• _INSTRUCTION_: Give a verbatim copy of the lines below, minus the pictures.

• _RECORDS PROVIDED_:
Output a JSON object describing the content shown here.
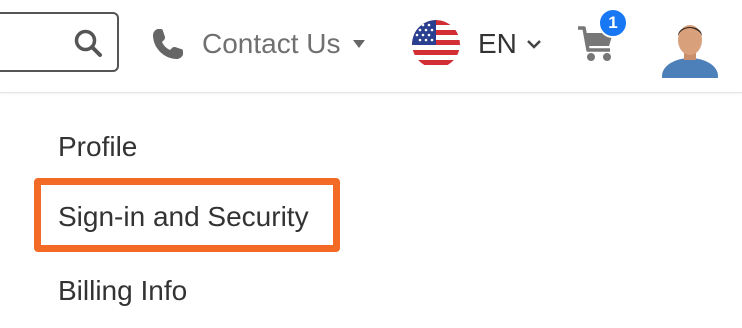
{
  "header": {
    "contact_label": "Contact Us",
    "language_label": "EN",
    "cart_count": "1"
  },
  "icons": {
    "search": "search-icon",
    "phone": "phone-icon",
    "contact_caret": "caret-down-icon",
    "flag": "us-flag-icon",
    "language_chevron": "chevron-down-icon",
    "cart": "cart-icon"
  },
  "menu": {
    "items": [
      {
        "label": "Profile"
      },
      {
        "label": "Sign-in and Security"
      },
      {
        "label": "Billing Info"
      }
    ]
  },
  "colors": {
    "highlight": "#f26a25",
    "badge": "#1877f2",
    "muted_text": "#707070",
    "text": "#333333"
  }
}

• _TASK ANSWER_:
Output a JSON object describing the content shown here.
{
  "header": {
    "contact_label": "Contact Us",
    "language_label": "EN",
    "cart_count": "1"
  },
  "icons": {
    "search": "search-icon",
    "phone": "phone-icon",
    "contact_caret": "caret-down-icon",
    "flag": "us-flag-icon",
    "language_chevron": "chevron-down-icon",
    "cart": "cart-icon"
  },
  "menu": {
    "items": [
      {
        "label": "Profile"
      },
      {
        "label": "Sign-in and Security"
      },
      {
        "label": "Billing Info"
      }
    ]
  },
  "colors": {
    "highlight": "#f26a25",
    "badge": "#1877f2",
    "muted_text": "#707070",
    "text": "#333333"
  }
}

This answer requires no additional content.